**Problem requirements**: Below are some records. Pull every line that contains the word "JSON".

# # # #

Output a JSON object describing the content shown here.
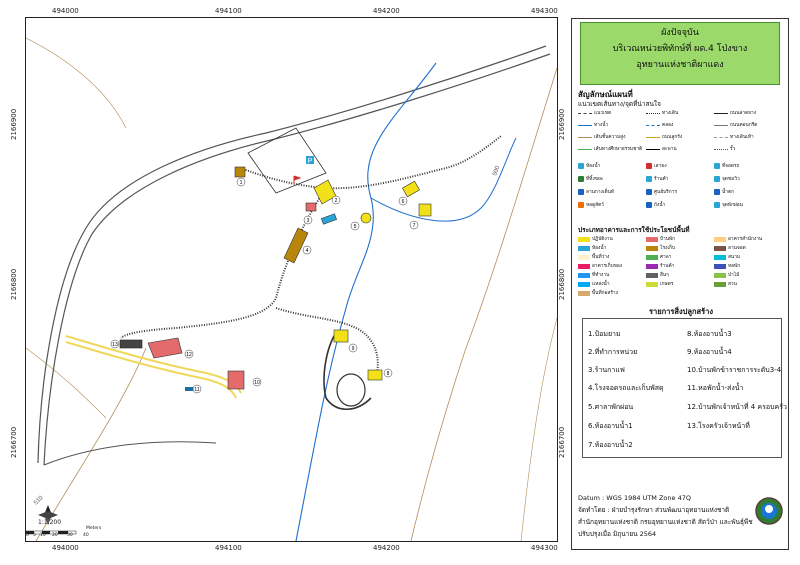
{
  "title": {
    "line1": "ผังปัจจุบัน",
    "line2": "บริเวณหน่วยพิทักษ์ที่ ผด.4 โป่งขาง",
    "line3": "อุทยานแห่งชาติผาแดง"
  },
  "grid": {
    "top_x_labels": [
      "494000",
      "494100",
      "494200",
      "494300"
    ],
    "bottom_x_labels": [
      "494000",
      "494100",
      "494200",
      "494300"
    ],
    "left_y_labels": [
      "2166900",
      "2166800",
      "2166700"
    ],
    "right_y_labels": [
      "2166900",
      "2166800",
      "2166700"
    ]
  },
  "map": {
    "contour_labels": [
      "500",
      "510"
    ],
    "scale_label": "1:1,200",
    "scale_ticks": [
      "0",
      "5",
      "10",
      "20",
      "30",
      "40"
    ],
    "scale_unit": "Meters",
    "building_numbers": [
      "1",
      "2",
      "3",
      "4",
      "5",
      "6",
      "7",
      "8",
      "9",
      "10",
      "11",
      "12",
      "13"
    ],
    "parking_icon": "P",
    "colors": {
      "road": "#555555",
      "path": "#333333",
      "stream": "#1f6fcf",
      "contour": "#b08d5a",
      "yellow_building": "#f2e019",
      "red_building": "#e36b6b",
      "brown_building": "#b8860b",
      "cyan_building": "#2aa5d6",
      "dark_building": "#444444",
      "yellow_route": "#f0d85a"
    }
  },
  "legend": {
    "heading": "สัญลักษณ์แผนที่",
    "subheading": "แนวเขตเส้นทาง/จุดที่น่าสนใจ",
    "line_items": [
      {
        "label": "แนวเขต",
        "color": "#444444",
        "style": "dashed"
      },
      {
        "label": "ทางเดิน",
        "color": "#333333",
        "style": "dotted"
      },
      {
        "label": "ถนนลาดยาง",
        "color": "#222222",
        "style": "solid"
      },
      {
        "label": "ทางน้ำ",
        "color": "#1f6fcf",
        "style": "solid"
      },
      {
        "label": "คลอง",
        "color": "#1f6fcf",
        "style": "dashed"
      },
      {
        "label": "ถนนคอนกรีต",
        "color": "#777777",
        "style": "solid"
      },
      {
        "label": "เส้นชั้นความสูง",
        "color": "#b08d5a",
        "style": "solid"
      },
      {
        "label": "ถนนลูกรัง",
        "color": "#d4a017",
        "style": "solid"
      },
      {
        "label": "ทางเดินเท้า",
        "color": "#999999",
        "style": "dashed"
      },
      {
        "label": "เส้นทางศึกษาธรรมชาติ",
        "color": "#4caf50",
        "style": "solid"
      },
      {
        "label": "สะพาน",
        "color": "#000000",
        "style": "solid"
      },
      {
        "label": "รั้ว",
        "color": "#555555",
        "style": "dotted"
      }
    ],
    "point_items": [
      {
        "label": "ห้องน้ำ",
        "icon": "toilet-icon",
        "color": "#2aa5d6"
      },
      {
        "label": "เสาธง",
        "icon": "flag-icon",
        "color": "#d32f2f"
      },
      {
        "label": "ที่จอดรถ",
        "icon": "parking-icon",
        "color": "#2aa5d6"
      },
      {
        "label": "ที่ทิ้งขยะ",
        "icon": "trash-icon",
        "color": "#2e7d32"
      },
      {
        "label": "ร้านค้า",
        "icon": "shop-icon",
        "color": "#2aa5d6"
      },
      {
        "label": "จุดชมวิว",
        "icon": "viewpoint-icon",
        "color": "#2aa5d6"
      },
      {
        "label": "ลานกางเต็นท์",
        "icon": "tent-icon",
        "color": "#1565c0"
      },
      {
        "label": "ศูนย์บริการ",
        "icon": "info-icon",
        "color": "#1565c0"
      },
      {
        "label": "น้ำตก",
        "icon": "waterfall-icon",
        "color": "#1565c0"
      },
      {
        "label": "หอดูสัตว์",
        "icon": "tower-icon",
        "color": "#ef6c00"
      },
      {
        "label": "ถังน้ำ",
        "icon": "water-tank-icon",
        "color": "#1565c0"
      },
      {
        "label": "จุดพักผ่อน",
        "icon": "rest-icon",
        "color": "#2aa5d6"
      }
    ],
    "landuse_heading": "ประเภทอาคารและการใช้ประโยชน์พื้นที่",
    "landuse_items": [
      {
        "label": "ปฏิบัติงาน",
        "color": "#f2e019"
      },
      {
        "label": "บ้านพัก",
        "color": "#e36b6b"
      },
      {
        "label": "อาคารสำนักงาน",
        "color": "#ffcc80"
      },
      {
        "label": "ห้องน้ำ",
        "color": "#2aa5d6"
      },
      {
        "label": "โรงเก็บ",
        "color": "#b8860b"
      },
      {
        "label": "ลานจอด",
        "color": "#795548"
      },
      {
        "label": "พื้นที่ว่าง",
        "color": "#fff3cd"
      },
      {
        "label": "ศาลา",
        "color": "#4caf50"
      },
      {
        "label": "สนาม",
        "color": "#00bcd4"
      },
      {
        "label": "อาคารเก็บของ",
        "color": "#e91e63"
      },
      {
        "label": "ร้านค้า",
        "color": "#9c27b0"
      },
      {
        "label": "หอพัก",
        "color": "#3f51b5"
      },
      {
        "label": "ที่ทำงาน",
        "color": "#2196f3"
      },
      {
        "label": "อื่นๆ",
        "color": "#616161"
      },
      {
        "label": "ป่าไม้",
        "color": "#8bc34a"
      },
      {
        "label": "แหล่งน้ำ",
        "color": "#03a9f4"
      },
      {
        "label": "เกษตร",
        "color": "#cddc39"
      },
      {
        "label": "สวน",
        "color": "#689f38"
      },
      {
        "label": "พื้นที่ก่อสร้าง",
        "color": "#d7a86e"
      }
    ]
  },
  "building_list": {
    "heading": "รายการสิ่งปลูกสร้าง",
    "left_column": [
      "1.ป้อมยาม",
      "2.ที่ทำการหน่วย",
      "3.ร้านกาแฟ",
      "4.โรงจอดรถและเก็บพัสดุ",
      "5.ศาลาพักผ่อน",
      "6.ห้องอาบน้ำ1",
      "7.ห้องอาบน้ำ2"
    ],
    "right_column": [
      "8.ห้องอาบน้ำ3",
      "9.ห้องอาบน้ำ4",
      "10.บ้านพักข้าราชการระดับ3-4",
      "11.หอพักน้ำ-ส่งน้ำ",
      "12.บ้านพักเจ้าหน้าที่ 4 ครอบครัว",
      "13.โรงครัวเจ้าหน้าที่"
    ]
  },
  "footer": {
    "datum": "Datum : WGS 1984 UTM Zone 47Q",
    "prepared_by_line1": "จัดทำโดย : ฝ่ายบำรุงรักษา ส่วนพัฒนาอุทยานแห่งชาติ",
    "prepared_by_line2": "สำนักอุทยานแห่งชาติ กรมอุทยานแห่งชาติ สัตว์ป่า และพันธุ์พืช",
    "updated": "ปรับปรุงเมื่อ มิถุนายน 2564"
  }
}
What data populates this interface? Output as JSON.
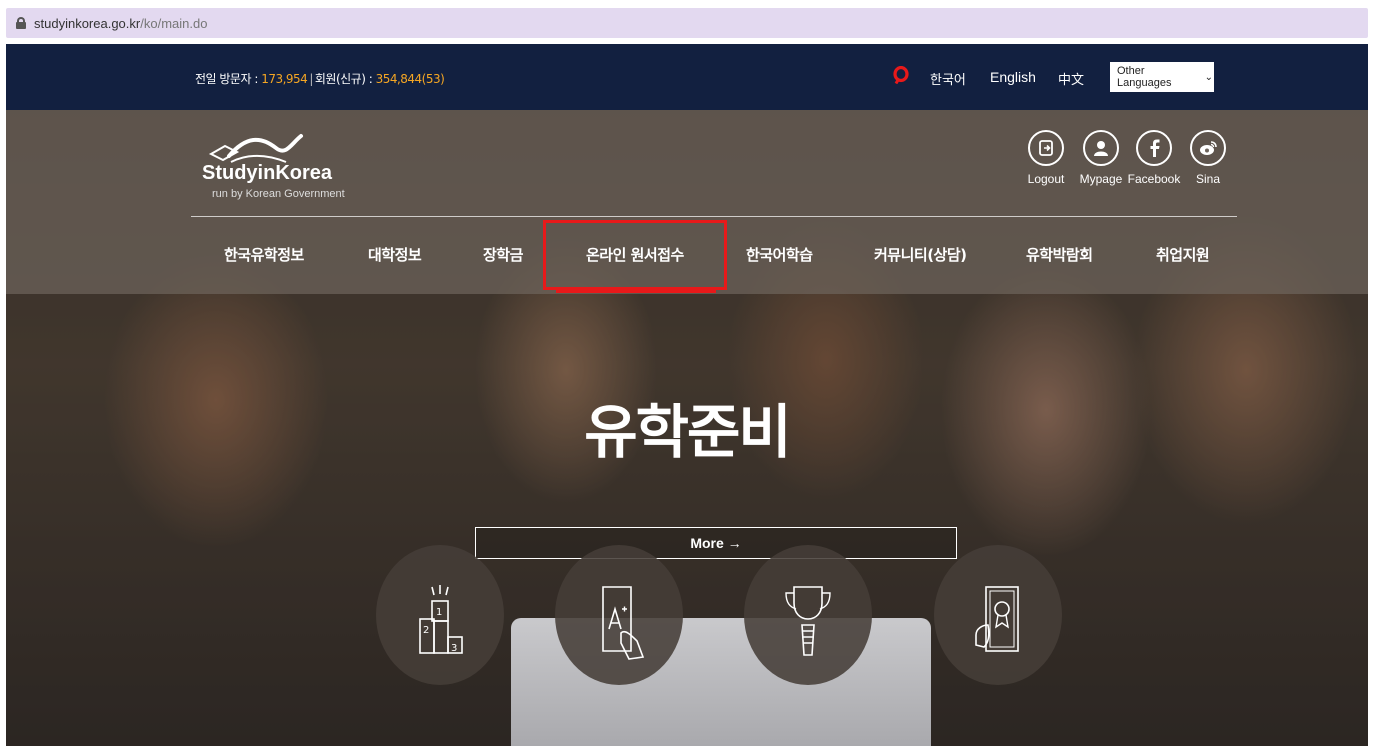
{
  "browser": {
    "url_domain": "studyinkorea.go.kr",
    "url_path": "/ko/main.do"
  },
  "topbar": {
    "visitors_label": "전일 방문자 : ",
    "visitors_count": "173,954",
    "separator": "|",
    "members_label": "회원(신규) : ",
    "members_count": "354,844(53)",
    "languages": [
      "한국어",
      "English",
      "中文"
    ],
    "other_languages": "Other Languages"
  },
  "header": {
    "logo_title": "StudyinKorea",
    "logo_subtitle": "run by Korean Government",
    "util_links": [
      "Logout",
      "Mypage",
      "Facebook",
      "Sina"
    ]
  },
  "nav": {
    "items": [
      "한국유학정보",
      "대학정보",
      "장학금",
      "온라인 원서접수",
      "한국어학습",
      "커뮤니티(상담)",
      "유학박람회",
      "취업지원"
    ],
    "highlighted_index": 3
  },
  "hero": {
    "headline": "유학준비",
    "more_button": "More →"
  },
  "colors": {
    "topbar_bg": "#122040",
    "accent_number": "#f5a623",
    "highlight_red": "#e8191a",
    "urlbar_bg": "#e3d9f0"
  },
  "icons": {
    "lang_search": "search-icon",
    "util": [
      "logout-icon",
      "mypage-icon",
      "facebook-icon",
      "sina-icon"
    ],
    "quick": [
      "ranking-podium-icon",
      "a-plus-grade-icon",
      "trophy-icon",
      "certificate-icon"
    ]
  }
}
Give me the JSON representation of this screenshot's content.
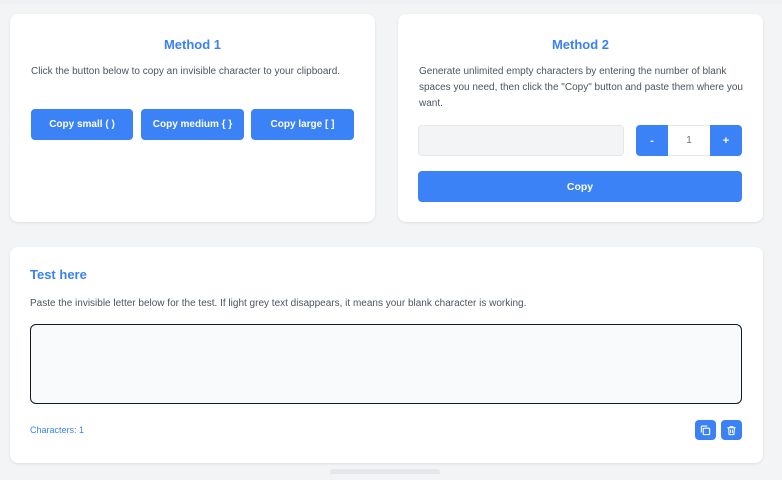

# # # #

**Solution to the problem**:
Output a JSON object describing the content shown here.
What data populates this interface? Output as JSON.
Give me the JSON representation of this screenshot's content.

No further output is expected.